## Short problem 1
In the records, starting with the line containing "468, 90, 495]" and going on through the line containing "231, 90, 258]", change "x-tick-label" to "month-label" and keep everything else as it is. Return only those lines.

## Reading text

▬▬▬

They have a browser plugin, too, which shows those ratings next to search results, and a nice warning that pops up on sites that have bad ratings.

More people should use it and contribute info about sites, both good and bad.

I have been marking the domains of those that spam this forum for a long time.

And these ratings do matter to companies, as some have even paid to attempt to have their bad ratings improved. But those that get caught by the dedicated users will have that reflected on the site's ratings page, as well. And companies can't excuse away bad behavior because some users know better than to fall for it and will respond on the company's ratings page to any attempt to do so, and proof of bad behavior will be provided when a company asks users to consider changing their previous ratings.

example 1a, example 1b, example 2, example 3a, example 3b

And for those that wonder how easy it is to manipulate a site's ratings to cover up their spamming activities...

Quote
Can a site's reputation be manipulated?

▬▬▬

## Listed entries
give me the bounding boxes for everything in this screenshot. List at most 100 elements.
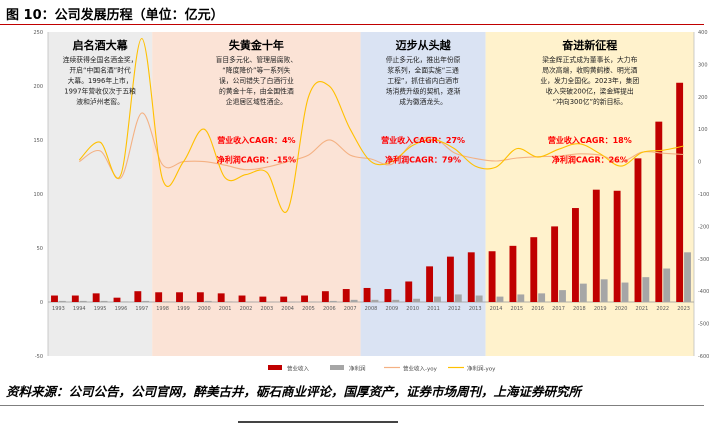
stage-description-line: 大幕。1996年上市， [68,76,133,85]
stage-description-line: 工程”，抓住省内白酒市 [387,76,459,85]
x-tick-label: 2009 [385,306,398,312]
legend-swatch [268,365,282,370]
profit-bar [642,277,650,302]
x-tick-label: 2017 [552,306,565,312]
right-tick-label: 300 [698,62,708,68]
x-tick-label: 2006 [323,306,336,312]
stage-description-line: 梁金辉正式成为董事长，大力布 [542,55,637,64]
right-tick-label: 400 [698,30,708,36]
stage-description-line: 企退居区域性酒企。 [226,97,287,106]
revenue-bar [134,291,142,302]
profit-bar [434,296,441,302]
revenue-bar [92,293,100,302]
x-tick-label: 2016 [531,306,544,312]
profit-bar [58,300,66,302]
chart-axes: -50050100150200250-600-500-400-300-200-1… [33,30,709,360]
profit-bar [204,300,212,302]
x-tick-label: 1994 [73,306,86,312]
revenue-bar [51,295,58,302]
x-tick-label: 2023 [677,306,690,312]
chart-legend: 营业收入 净利润 营业收入-yoy 净利润-yoy [268,365,496,373]
profit-bar [183,301,191,303]
x-tick-label: 2012 [448,306,461,312]
x-tick-label: 2004 [281,306,294,312]
x-tick-label: 2020 [615,306,628,312]
legend-label: 营业收入 [287,365,310,373]
revenue-bar [113,297,121,302]
stage-title: 奋进新征程 [561,38,617,52]
legend-swatch [330,365,344,370]
revenue-bar [613,190,621,302]
revenue-bar [238,295,246,302]
right-tick-label: 0 [698,160,701,166]
x-tick-label: 1993 [52,306,65,312]
left-tick-label: 50 [37,246,43,252]
x-tick-label: 2008 [365,306,378,312]
source-note: 资料来源：公司公告，公司官网，醉美古井，砺石商业评论，国厚资产，证券市场周刊，上… [6,384,582,399]
profit-cagr-label: 净利润CAGR：26% [552,155,628,165]
stage-description-line: 开启“中国名酒”时代 [69,66,131,75]
profit-bar [350,299,358,302]
bottom-divider [0,405,704,406]
profit-bar [496,296,504,302]
right-tick-label: -100 [698,192,709,198]
profit-bar [413,298,421,302]
profit-bar [559,290,566,302]
x-tick-label: 2014 [490,306,503,312]
revenue-bar [572,208,579,302]
left-tick-label: -50 [35,354,43,360]
profit-bar [329,300,337,302]
stage-description-line: 停止多元化，推出年份原 [386,55,461,64]
right-tick-label: -300 [698,257,709,263]
right-tick-label: -600 [698,354,709,360]
revenue-bar [676,82,684,302]
revenue-yoy-line [78,112,684,180]
stage-description-line: 局次高端，收购黄鹤楼、明光酒 [542,66,637,75]
x-tick-label: 1996 [115,306,128,312]
revenue-bar [426,266,434,302]
profit-cagr-label: 净利润CAGR：-15% [217,155,296,165]
stage-description-line: 液和泸州老窖。 [76,97,124,106]
revenue-bar [176,292,183,302]
x-tick-label: 2019 [594,306,607,312]
stage-description-line: 浆系列，全面实施“三通 [387,66,459,75]
x-tick-label: 2005 [302,306,315,312]
revenue-bar [196,292,204,302]
profit-bar [371,299,379,302]
x-tick-label: 1999 [177,306,190,312]
left-tick-label: 200 [33,84,43,90]
profit-bar [225,301,233,303]
chart-bars [51,82,691,303]
title-divider [0,24,704,25]
right-tick-label: -500 [698,322,709,328]
x-tick-label: 1995 [94,306,107,312]
legend-label: 净利润 [349,365,366,373]
revenue-bar [509,245,517,302]
profit-bar [392,299,400,302]
revenue-bar [592,189,600,302]
stage-description-line: 连续获得全国名酒金奖， [63,55,138,64]
revenue-bar [363,287,371,302]
stage-description-line: “降度降价”等一系列失 [222,66,290,75]
revenue-bar [488,251,496,302]
stage-description-line: 盲目多元化、管理层腐败、 [216,55,298,64]
right-tick-label: 100 [698,127,708,133]
stage-description-line: 1997年营收仅次于五粮 [64,87,136,96]
revenue-bar [321,291,329,302]
profit-bar [684,252,691,302]
profit-cagr-label: 净利润CAGR：79% [385,155,461,165]
revenue-cagr-label: 营业收入CAGR：27% [381,135,465,145]
figure-title: 图 10：公司发展历程（单位：亿元） [6,8,224,23]
profit-bar [121,301,129,303]
profit-bar [308,301,316,303]
revenue-bar [301,295,308,302]
revenue-cagr-label: 营业收入CAGR：18% [548,135,632,145]
profit-bar [100,300,108,302]
revenue-bar [217,293,225,302]
stage-description-line: “冲向300亿”的新目标。 [553,97,627,106]
x-tick-label: 2021 [636,306,649,312]
profit-bar [267,301,275,303]
profit-bar [663,268,671,302]
chart-lines [78,37,684,213]
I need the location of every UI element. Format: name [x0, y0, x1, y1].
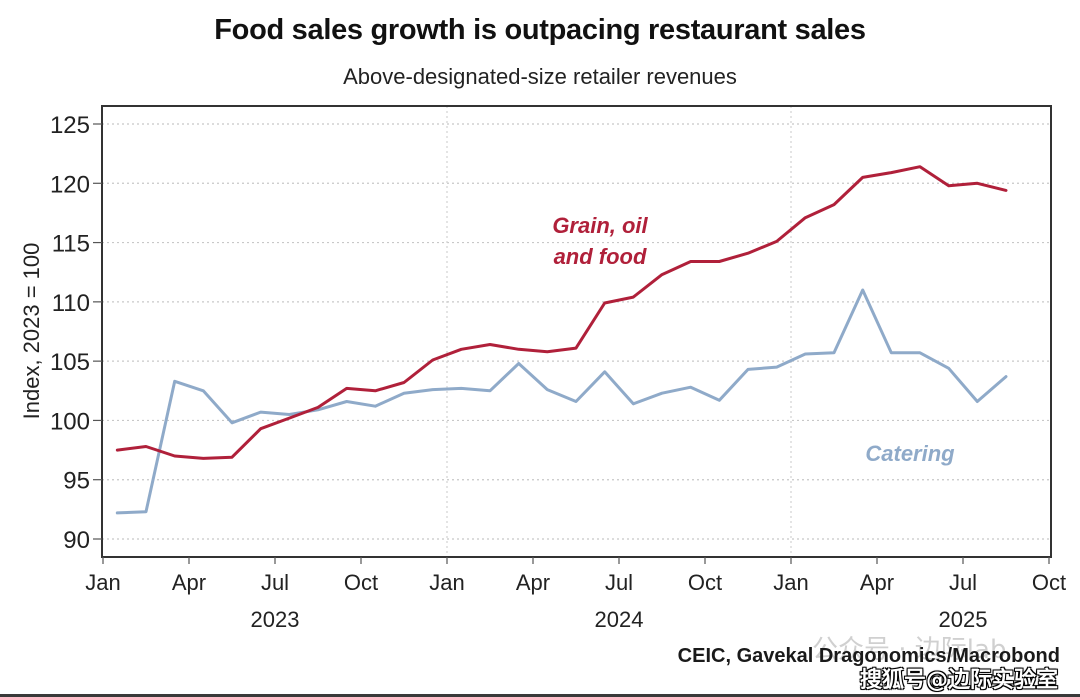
y-tick-label: 95	[63, 468, 90, 495]
plot-frame	[101, 105, 1052, 558]
x-year-label: 2024	[595, 607, 644, 632]
x-tick-label: Oct	[344, 570, 378, 595]
series-label-grain-oil-food: Grain, oil	[552, 213, 648, 238]
chart-title: Food sales growth is outpacing restauran…	[214, 14, 866, 46]
series-line-catering	[115, 288, 1008, 515]
y-axis-label: Index, 2023 = 100	[19, 243, 44, 420]
bottom-border	[0, 694, 1080, 697]
x-tick-label: Apr	[172, 570, 206, 595]
series-line-grain-oil-and-food	[115, 165, 1008, 460]
x-tick-label: Jul	[605, 570, 633, 595]
watermark-faint: 公众号 · 边际lab	[812, 635, 1007, 665]
x-tick-label: Oct	[688, 570, 722, 595]
x-tick-label: Jan	[85, 570, 120, 595]
series-lines	[115, 165, 1008, 515]
chart-subtitle: Above-designated-size retailer revenues	[343, 64, 737, 89]
y-tick-label: 115	[52, 231, 90, 258]
x-tick-label: Jan	[773, 570, 808, 595]
y-tick-label: 110	[52, 290, 90, 317]
y-tick-label: 125	[50, 112, 90, 139]
x-year-label: 2025	[939, 607, 988, 632]
source-note: CEIC, Gavekal Dragonomics/Macrobond	[677, 645, 1060, 667]
x-tick-label: Jul	[949, 570, 977, 595]
x-tick-label: Apr	[860, 570, 894, 595]
x-tick-label: Apr	[516, 570, 550, 595]
y-tick-label: 90	[63, 527, 90, 554]
x-tick-label: Jul	[261, 570, 289, 595]
gridlines	[102, 106, 1051, 557]
x-tick-label: Jan	[429, 570, 464, 595]
y-tick-label: 100	[50, 408, 90, 435]
y-tick-label: 120	[50, 171, 90, 198]
series-labels: Grain, oil and food Catering	[552, 213, 955, 466]
series-label-grain-oil-food: and food	[554, 244, 647, 269]
series-label-catering: Catering	[865, 441, 955, 466]
y-axis: 90 95 100 105 110 115 120 125	[50, 112, 102, 554]
y-tick-label: 105	[50, 349, 90, 376]
x-year-label: 2023	[251, 607, 300, 632]
x-tick-label: Oct	[1032, 570, 1066, 595]
watermark-outlined: 搜狐号@边际实验室	[860, 668, 1059, 693]
x-axis: Jan Apr Jul Oct Jan Apr Jul Oct Jan Apr Jul Oct 2023…	[85, 557, 1066, 632]
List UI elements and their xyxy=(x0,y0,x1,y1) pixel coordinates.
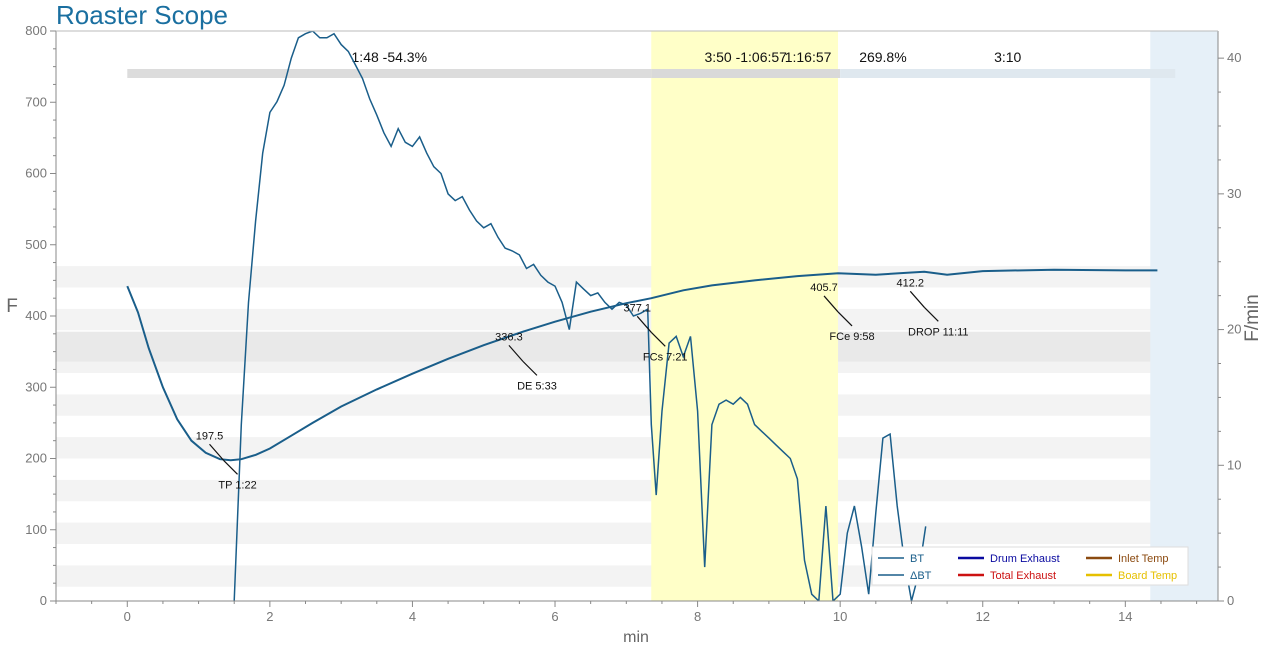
phase-segment xyxy=(651,69,841,78)
series-layer xyxy=(126,31,1158,601)
y2-tick-label: 40 xyxy=(1227,50,1241,65)
y-tick-label: 800 xyxy=(25,23,47,38)
y-axis-label: F xyxy=(6,296,18,317)
annotation-value: 377.1 xyxy=(623,302,651,314)
y-tick-label: 700 xyxy=(25,94,47,109)
x-tick-label: 2 xyxy=(266,609,273,624)
background-band xyxy=(56,394,1218,416)
y-tick-label: 300 xyxy=(25,379,47,394)
y-tick-label: 600 xyxy=(25,166,47,181)
x-tick-label: 10 xyxy=(833,609,847,624)
y-tick-label: 500 xyxy=(25,237,47,252)
highlight-region xyxy=(651,31,839,601)
delta-bt-line xyxy=(233,31,927,601)
y2-tick-label: 30 xyxy=(1227,186,1241,201)
annotation-leader xyxy=(909,290,925,308)
legend-label: BT xyxy=(910,553,924,565)
annotation-value: 405.7 xyxy=(810,282,838,294)
annotation-leader xyxy=(837,311,853,327)
chart-legend: BT Drum Exhaust Inlet Temp ΔBT Total Exhaust… xyxy=(871,546,1189,586)
y2-tick-label: 20 xyxy=(1227,322,1241,337)
y-tick-label: 200 xyxy=(25,451,47,466)
annotations-layer: 197.5 TP 1:22 336.3 DE 5:33 377.1 FCs 7:21 405… xyxy=(196,277,969,491)
background-band xyxy=(56,308,1218,331)
annotation-leader xyxy=(823,295,839,313)
background-band xyxy=(56,522,1218,544)
legend-label: Board Temp xyxy=(1118,570,1177,582)
annotation-event: FCs 7:21 xyxy=(643,351,688,363)
legend-label: Inlet Temp xyxy=(1118,553,1169,565)
chart-title: Roaster Scope xyxy=(56,0,228,30)
y2-tick-label: 0 xyxy=(1227,593,1234,608)
background-band xyxy=(56,479,1218,502)
annotation-leader xyxy=(223,459,238,475)
highlight-region xyxy=(1150,31,1218,601)
annotation-leader xyxy=(650,331,666,347)
y2-tick-label: 10 xyxy=(1227,457,1241,472)
phase-label: 3:10 xyxy=(994,49,1021,65)
phase-segment xyxy=(127,69,652,78)
development-band xyxy=(56,331,1218,362)
annotation-value: 412.2 xyxy=(897,277,925,289)
phase-overlay-label: 1:16:57 xyxy=(785,49,832,65)
annotation-value: 336.3 xyxy=(495,331,523,343)
annotation-leader xyxy=(508,344,524,362)
phase-segment xyxy=(840,69,1176,78)
annotation-event: DROP 11:11 xyxy=(908,326,969,338)
legend-label: ΔBT xyxy=(910,570,932,582)
annotation-event: FCe 9:58 xyxy=(829,331,874,343)
background-band xyxy=(56,437,1218,459)
legend-label: Drum Exhaust xyxy=(990,553,1060,565)
y-tick-label: 100 xyxy=(25,522,47,537)
phase-label: 3:50 -1:06:57 xyxy=(704,49,787,65)
annotation-leader xyxy=(636,315,652,333)
highlight-regions xyxy=(651,31,1218,601)
annotation-event: TP 1:22 xyxy=(218,479,256,491)
annotation-leader xyxy=(209,443,224,461)
axes-layer: 0 2 4 6 8 10 12 14 0 100 200 300 400 500 600 700 800 0 10 2… xyxy=(25,23,1241,624)
y2-axis-label: F/min xyxy=(1242,294,1263,342)
x-tick-label: 0 xyxy=(124,609,131,624)
phase-overlay-label: 269.8% xyxy=(859,49,906,65)
phase-bar: 1:48 -54.3% 3:50 -1:06:57 3:10 1:16:57 269.8… xyxy=(127,49,1176,78)
legend-label: Total Exhaust xyxy=(990,570,1056,582)
x-tick-label: 6 xyxy=(551,609,558,624)
phase-label: 1:48 -54.3% xyxy=(352,49,428,65)
x-tick-label: 12 xyxy=(976,609,990,624)
annotation-leader xyxy=(522,360,538,376)
y-tick-label: 0 xyxy=(40,593,47,608)
x-tick-label: 4 xyxy=(409,609,416,624)
legend-box xyxy=(871,546,1189,586)
annotation-value: 197.5 xyxy=(196,430,224,442)
bt-line xyxy=(126,268,1158,462)
annotation-leader xyxy=(923,306,939,322)
x-tick-label: 8 xyxy=(694,609,701,624)
x-axis-label: min xyxy=(623,629,649,646)
y-tick-label: 400 xyxy=(25,308,47,323)
x-tick-label: 14 xyxy=(1118,609,1132,624)
annotation-event: DE 5:33 xyxy=(517,380,557,392)
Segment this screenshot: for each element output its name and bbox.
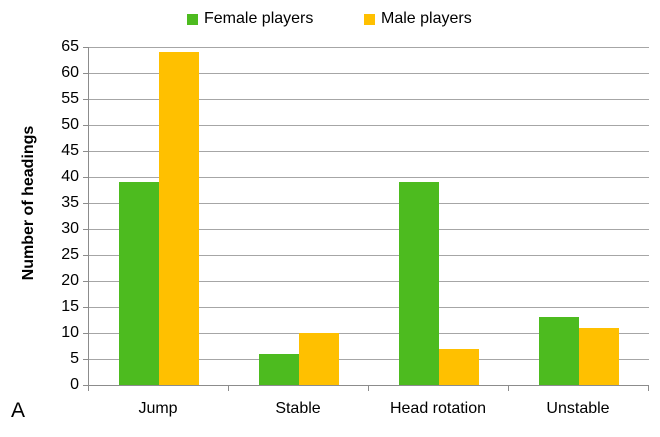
y-tick-mark (83, 307, 88, 308)
y-tick-label: 30 (61, 220, 79, 237)
y-tick-mark (83, 151, 88, 152)
x-tick-mark (648, 386, 649, 391)
bar-male-players (159, 52, 199, 385)
bar-female-players (259, 354, 299, 385)
y-tick-mark (83, 125, 88, 126)
y-tick-label: 15 (61, 298, 79, 315)
bar-male-players (439, 349, 479, 385)
x-tick-mark (508, 386, 509, 391)
bar-male-players (299, 333, 339, 385)
legend-swatch-icon (187, 13, 198, 25)
y-tick-mark (83, 385, 88, 386)
y-tick-label: 0 (70, 376, 79, 393)
x-tick-mark (88, 386, 89, 391)
gridline (89, 359, 649, 360)
y-tick-label: 60 (61, 64, 79, 81)
x-tick-mark (228, 386, 229, 391)
y-tick-label: 35 (61, 194, 79, 211)
y-tick-mark (83, 47, 88, 48)
gridline (89, 255, 649, 256)
bar-female-players (119, 182, 159, 385)
legend-label: Female players (204, 10, 314, 27)
legend-item: Male players (364, 8, 472, 30)
y-tick-label: 40 (61, 168, 79, 185)
y-tick-label: 5 (70, 350, 79, 367)
legend-swatch-icon (364, 13, 375, 25)
y-tick-label: 25 (61, 246, 79, 263)
bar-female-players (399, 182, 439, 385)
panel-label: A (11, 399, 26, 422)
x-category-label: Jump (138, 400, 178, 417)
y-tick-label: 50 (61, 116, 79, 133)
y-tick-label: 10 (61, 324, 79, 341)
gridline (89, 151, 649, 152)
y-tick-mark (83, 73, 88, 74)
y-tick-mark (83, 99, 88, 100)
gridline (89, 73, 649, 74)
x-tick-mark (368, 386, 369, 391)
legend-item: Female players (187, 8, 313, 30)
gridline (89, 47, 649, 48)
bar-male-players (579, 328, 619, 385)
gridline (89, 281, 649, 282)
chart-legend: Female players Male players (0, 8, 660, 32)
y-axis-title: Number of headings (20, 125, 37, 281)
bar-female-players (539, 317, 579, 385)
x-category-label: Unstable (546, 400, 610, 417)
y-tick-mark (83, 229, 88, 230)
plot-area (88, 47, 649, 386)
gridline (89, 177, 649, 178)
y-tick-mark (83, 359, 88, 360)
gridline (89, 307, 649, 308)
gridline (89, 99, 649, 100)
gridline (89, 333, 649, 334)
y-tick-mark (83, 203, 88, 204)
x-category-label: Head rotation (389, 400, 487, 417)
x-category-label: Stable (275, 400, 321, 417)
y-tick-label: 65 (61, 38, 79, 55)
gridline (89, 229, 649, 230)
y-tick-mark (83, 281, 88, 282)
gridline (89, 203, 649, 204)
y-tick-mark (83, 255, 88, 256)
y-tick-label: 45 (61, 142, 79, 159)
y-tick-label: 55 (61, 90, 79, 107)
y-tick-mark (83, 177, 88, 178)
y-tick-label: 20 (61, 272, 79, 289)
legend-label: Male players (381, 10, 472, 27)
y-tick-mark (83, 333, 88, 334)
gridline (89, 125, 649, 126)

▬▬▬

## Short problem 2
Write what comes next in the forum post about a website reputation rating service, picking up after its final line.

## Response 1
y-tick-label: 95	[63, 468, 90, 495]
plot-frame	[101, 105, 1052, 558]
x-year-label: 2024	[595, 607, 644, 632]
month-label: Oct	[344, 570, 378, 595]
series-label-grain-oil-food: Grain, oil	[552, 213, 648, 238]
chart-title: Food sales growth is outpacing restauran…	[214, 14, 866, 46]
series-line-catering	[115, 288, 1008, 515]
y-axis-label: Index, 2023 = 100	[19, 243, 44, 420]
bottom-border	[0, 694, 1080, 697]
month-label: Apr	[172, 570, 206, 595]
series-line-grain-oil-and-food	[115, 165, 1008, 460]
month-label: Jul	[605, 570, 633, 595]
watermark-faint: 公众号 · 边际lab	[812, 635, 1007, 665]
month-label: Oct	[688, 570, 722, 595]
month-label: Jan	[85, 570, 120, 595]
series-lines	[115, 165, 1008, 515]
chart-subtitle: Above-designated-size retailer revenues	[343, 64, 737, 89]
y-tick-label: 115	[52, 231, 90, 258]

## Response 2
When someone first hears about the concept behind WOT, their first objection is that someone could easily spam the system with tons of ratings and rate down their competitors or otherwise manipulate reputations, but that's not true. In order to keep ratings more reliable, the system tracks each user's rating behavior before deciding how much it trusts the user. WOT applies sophisticated algorithms to detect and eliminate any manipulation of reputation.

Quote
How reliable are the ratings?

Usually in reputation systems each rating is weighted equally and reputations are computed as the average of all ratings, which makes them extremely vulnerable to automated attacks. Therefore, we decided early on to value ratings by their merit and use some of the principles of Bayesian inference for combining the ratings into reputations. The short version is that the system analyzes each user's rating behavior from several aspects in order to determine their reliability. When you start using WOT, your ratings have little weight, but if you keep rating sites consistently, your ratings will be considered more reliable over time. The meritocratic nature of the system makes it far more difficult for spammers to abuse, because bots will have a hard time simulating human behavior over a long period of time.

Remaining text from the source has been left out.